# [WHAT IS ASKED]
Leave out all pictures and retype exactly the lines from the one with "What data was" through the last line of the material.

# [RECORDS FOR THIS EXERCISE]
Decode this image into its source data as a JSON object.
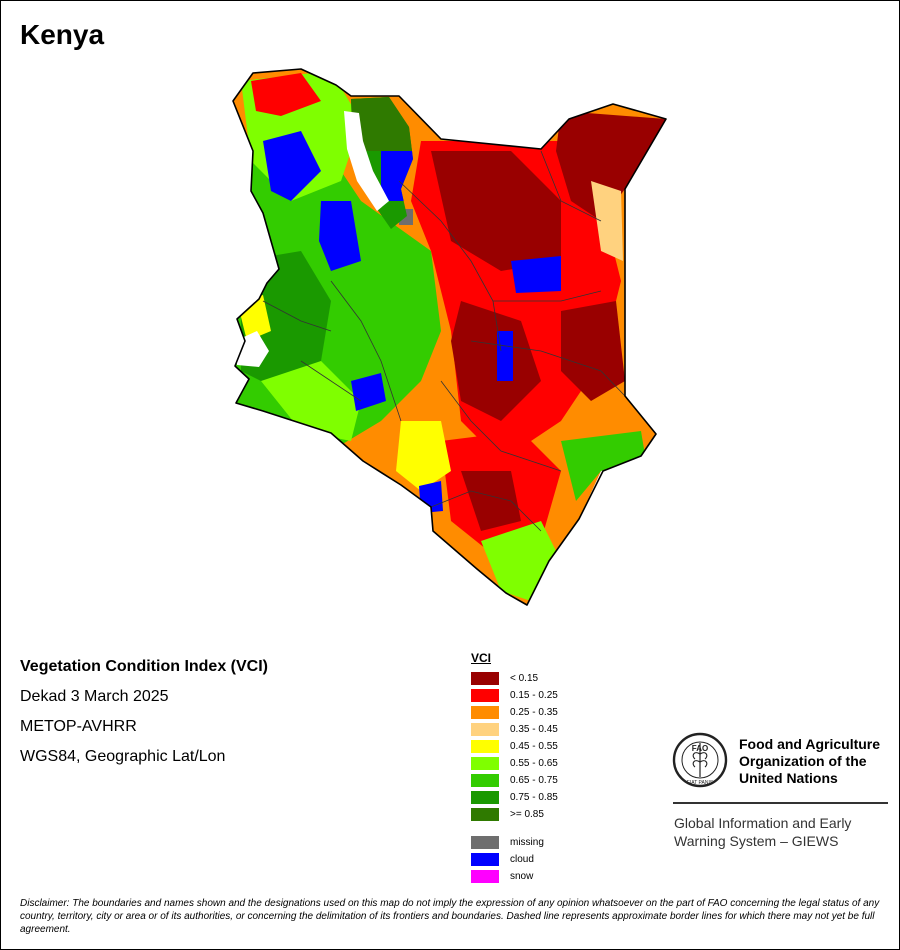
{
  "title": "Kenya",
  "map": {
    "colors": {
      "vci_lt_015": "#990000",
      "vci_015_025": "#ff0000",
      "vci_025_035": "#ff8c00",
      "vci_035_045": "#ffd27f",
      "vci_045_055": "#ffff00",
      "vci_055_065": "#7fff00",
      "vci_065_075": "#33cc00",
      "vci_075_085": "#1a9900",
      "vci_ge_085": "#2f7a00",
      "missing": "#6e6e6e",
      "cloud": "#0000ff",
      "snow": "#ff00ff"
    }
  },
  "info": {
    "heading": "Vegetation Condition Index (VCI)",
    "dekad": "Dekad 3 March 2025",
    "sensor": "METOP-AVHRR",
    "projection": "WGS84, Geographic Lat/Lon"
  },
  "legend": {
    "title": "VCI",
    "classes": [
      {
        "label": "< 0.15",
        "color": "#990000"
      },
      {
        "label": "0.15 - 0.25",
        "color": "#ff0000"
      },
      {
        "label": "0.25 - 0.35",
        "color": "#ff8c00"
      },
      {
        "label": "0.35 - 0.45",
        "color": "#ffd27f"
      },
      {
        "label": "0.45 - 0.55",
        "color": "#ffff00"
      },
      {
        "label": "0.55 - 0.65",
        "color": "#7fff00"
      },
      {
        "label": "0.65 - 0.75",
        "color": "#33cc00"
      },
      {
        "label": "0.75 - 0.85",
        "color": "#1a9900"
      },
      {
        "label": ">= 0.85",
        "color": "#2f7a00"
      }
    ],
    "extra": [
      {
        "label": "missing",
        "color": "#6e6e6e"
      },
      {
        "label": "cloud",
        "color": "#0000ff"
      },
      {
        "label": "snow",
        "color": "#ff00ff"
      }
    ]
  },
  "organization": {
    "logo_text": "FAO",
    "logo_motto": "FIAT PANIS",
    "name_lines": [
      "Food and Agriculture",
      "Organization of the",
      "United Nations"
    ],
    "program_lines": [
      "Global Information and Early",
      "Warning System – GIEWS"
    ]
  },
  "disclaimer": "Disclaimer: The boundaries and names shown and the designations used on this map do not imply the expression of any opinion whatsoever on the part of FAO concerning the legal status of any country, territory, city or area or of its authorities, or concerning the delimitation of its frontiers and boundaries. Dashed line represents approximate border lines for which there may not yet be full agreement."
}
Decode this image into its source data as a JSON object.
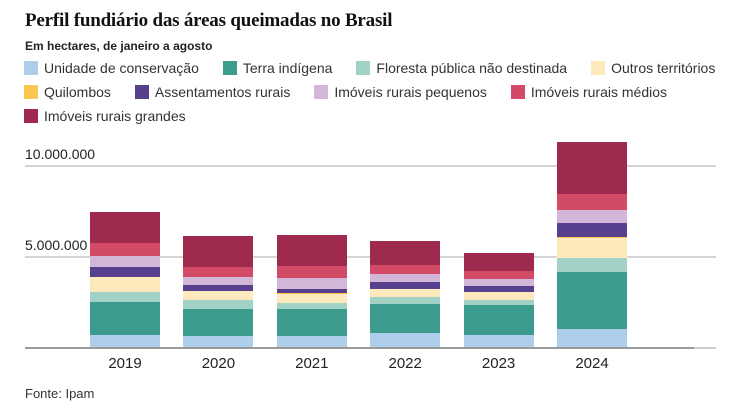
{
  "header": {
    "title": "Perfil fundiário das áreas queimadas no Brasil",
    "subtitle": "Em hectares, de janeiro a agosto"
  },
  "footer": {
    "source": "Fonte: Ipam"
  },
  "colors": {
    "background": "#ffffff",
    "gridline": "#d4d4d4",
    "axis_line": "#9b9b9b",
    "text_primary": "#111111",
    "text_secondary": "#333333"
  },
  "chart_data": {
    "type": "bar",
    "stacked": true,
    "title": "Perfil fundiário das áreas queimadas no Brasil",
    "subtitle": "Em hectares, de janeiro a agosto",
    "unit": "hectares",
    "xlabel": "",
    "ylabel": "",
    "grid": true,
    "legend_position": "top",
    "categories": [
      "2019",
      "2020",
      "2021",
      "2022",
      "2023",
      "2024"
    ],
    "series": [
      {
        "name": "Unidade de conservação",
        "color": "#aecfeb",
        "values": [
          720000,
          680000,
          680000,
          800000,
          720000,
          1070000
        ]
      },
      {
        "name": "Terra indígena",
        "color": "#3b9c8d",
        "values": [
          1800000,
          1490000,
          1490000,
          1620000,
          1620000,
          3130000
        ]
      },
      {
        "name": "Floresta pública não destinada",
        "color": "#a2d1c5",
        "values": [
          550000,
          450000,
          310000,
          390000,
          320000,
          770000
        ]
      },
      {
        "name": "Outros territórios",
        "color": "#fdeabc",
        "values": [
          810000,
          490000,
          500000,
          420000,
          420000,
          1100000
        ]
      },
      {
        "name": "Quilombos",
        "color": "#fcc653",
        "values": [
          20000,
          20000,
          20000,
          20000,
          20000,
          30000
        ]
      },
      {
        "name": "Assentamentos rurais",
        "color": "#57408d",
        "values": [
          580000,
          360000,
          250000,
          390000,
          310000,
          790000
        ]
      },
      {
        "name": "Imóveis rurais pequenos",
        "color": "#d2b7d8",
        "values": [
          580000,
          410000,
          590000,
          450000,
          390000,
          680000
        ]
      },
      {
        "name": "Imóveis rurais médios",
        "color": "#d34a67",
        "values": [
          690000,
          580000,
          660000,
          470000,
          450000,
          920000
        ]
      },
      {
        "name": "Imóveis rurais grandes",
        "color": "#9e2b4d",
        "values": [
          1710000,
          1660000,
          1710000,
          1300000,
          990000,
          2820000
        ]
      }
    ],
    "yticks": [
      {
        "value": 5000000,
        "label": "5.000.000"
      },
      {
        "value": 10000000,
        "label": "10.000.000"
      }
    ],
    "ylim": [
      0,
      11500000
    ]
  }
}
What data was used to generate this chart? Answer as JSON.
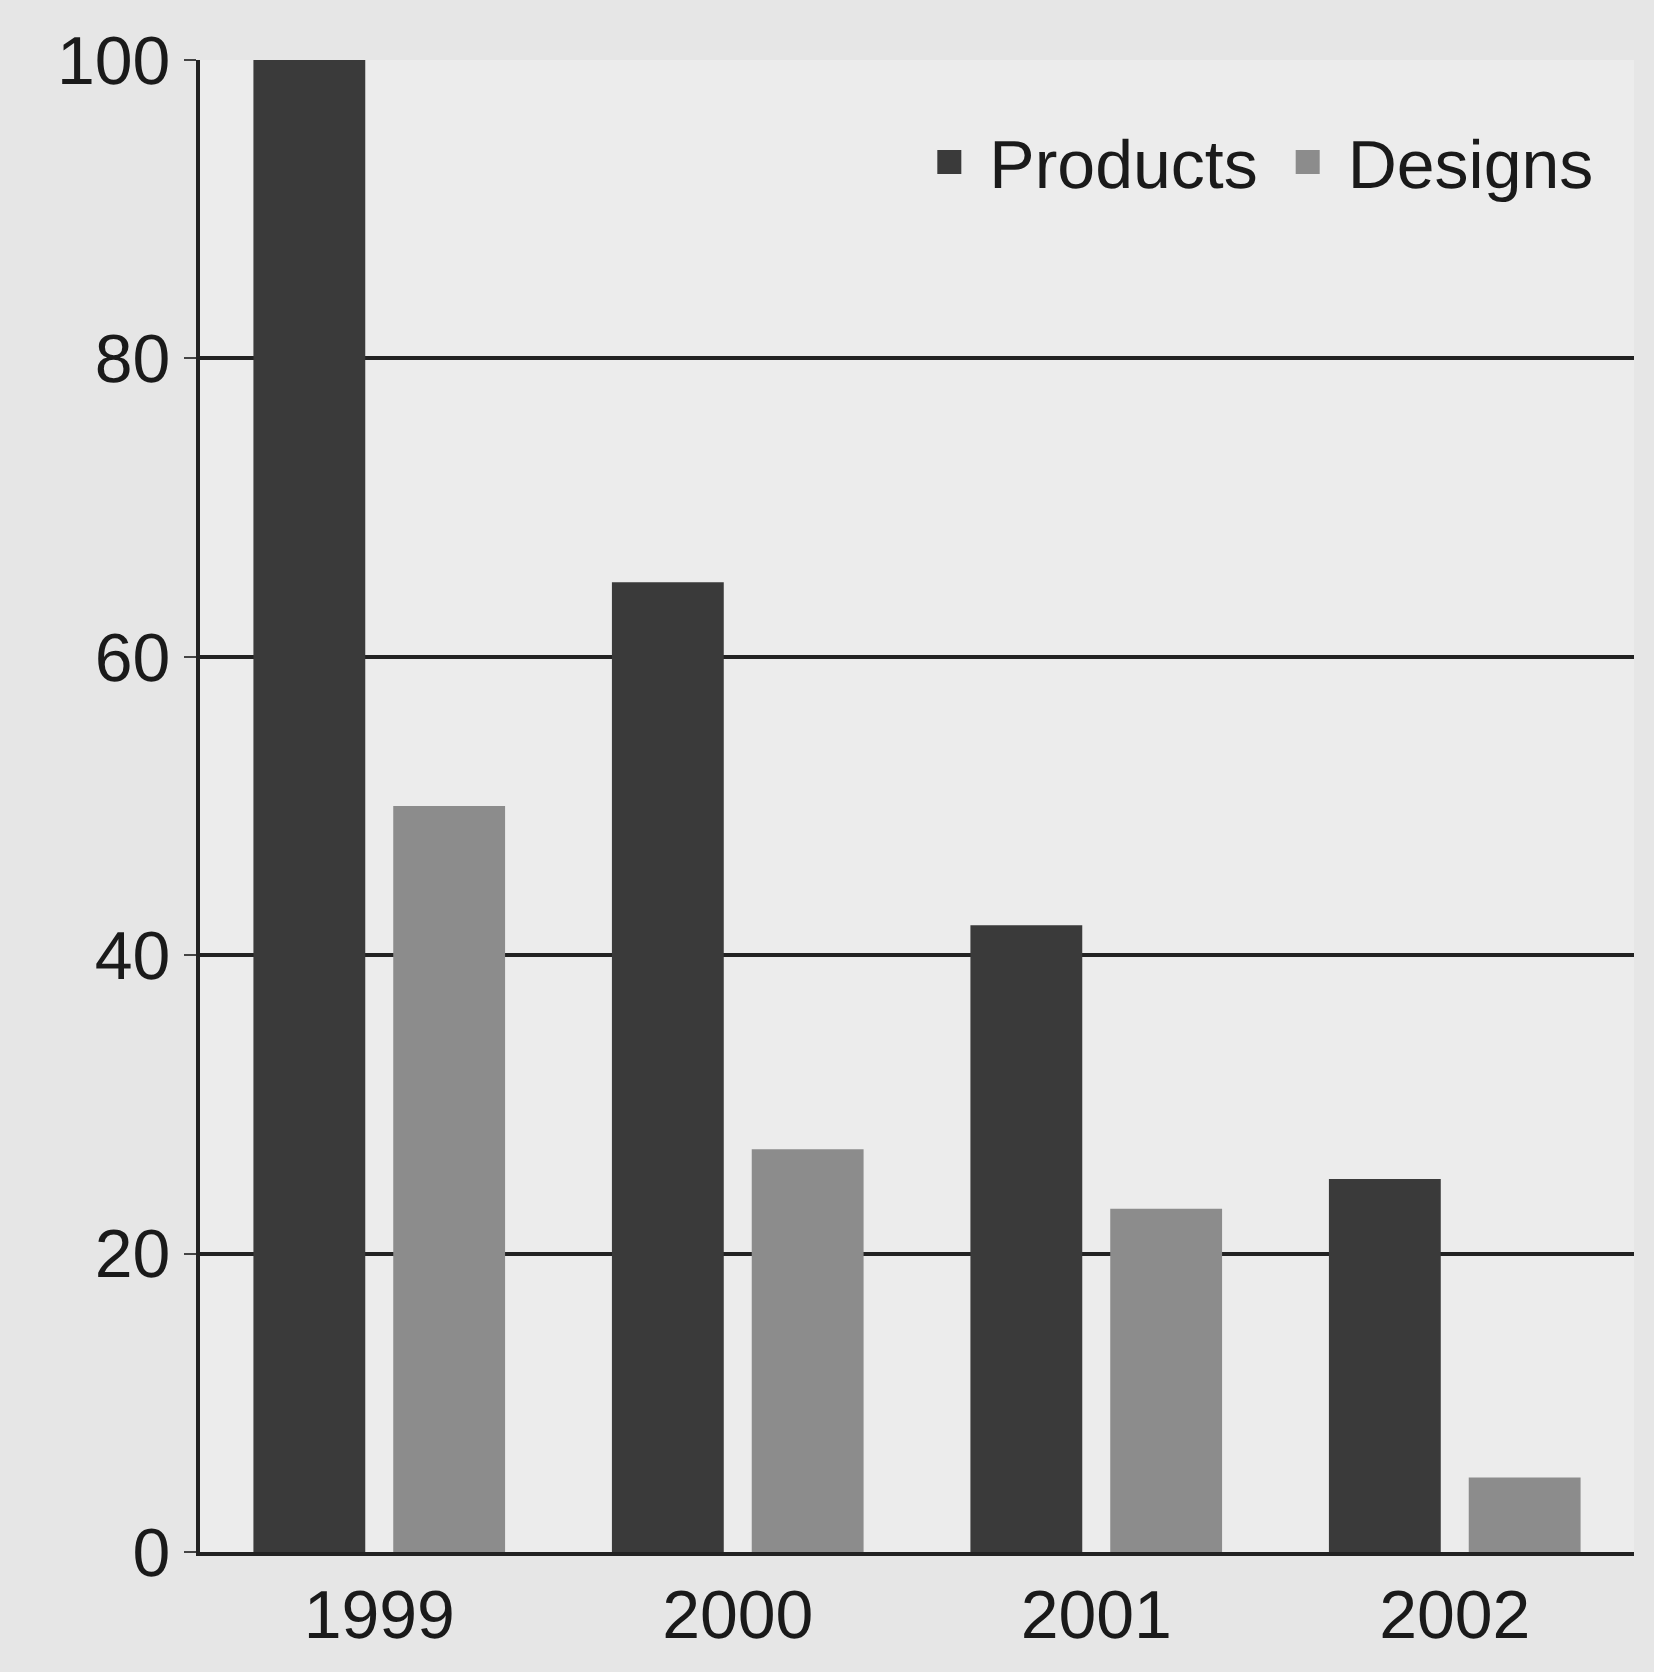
{
  "chart_data": {
    "type": "bar",
    "categories": [
      "1999",
      "2000",
      "2001",
      "2002"
    ],
    "series": [
      {
        "name": "Products",
        "color": "#3a3a3a",
        "values": [
          100,
          65,
          42,
          25
        ]
      },
      {
        "name": "Designs",
        "color": "#8c8c8c",
        "values": [
          50,
          27,
          23,
          5
        ]
      }
    ],
    "ylim": [
      0,
      100
    ],
    "yticks": [
      0,
      20,
      40,
      60,
      80,
      100
    ],
    "grid": "y",
    "legend": "top right"
  }
}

# [FULL RESPONSE]
What data was used to generate this chart? Answer as JSON.
{
  "chart_data": {
    "type": "bar",
    "categories": [
      "1999",
      "2000",
      "2001",
      "2002"
    ],
    "series": [
      {
        "name": "Products",
        "color": "#3a3a3a",
        "values": [
          100,
          65,
          42,
          25
        ]
      },
      {
        "name": "Designs",
        "color": "#8c8c8c",
        "values": [
          50,
          27,
          23,
          5
        ]
      }
    ],
    "ylim": [
      0,
      100
    ],
    "yticks": [
      0,
      20,
      40,
      60,
      80,
      100
    ],
    "grid": "y",
    "legend": "top right"
  }
}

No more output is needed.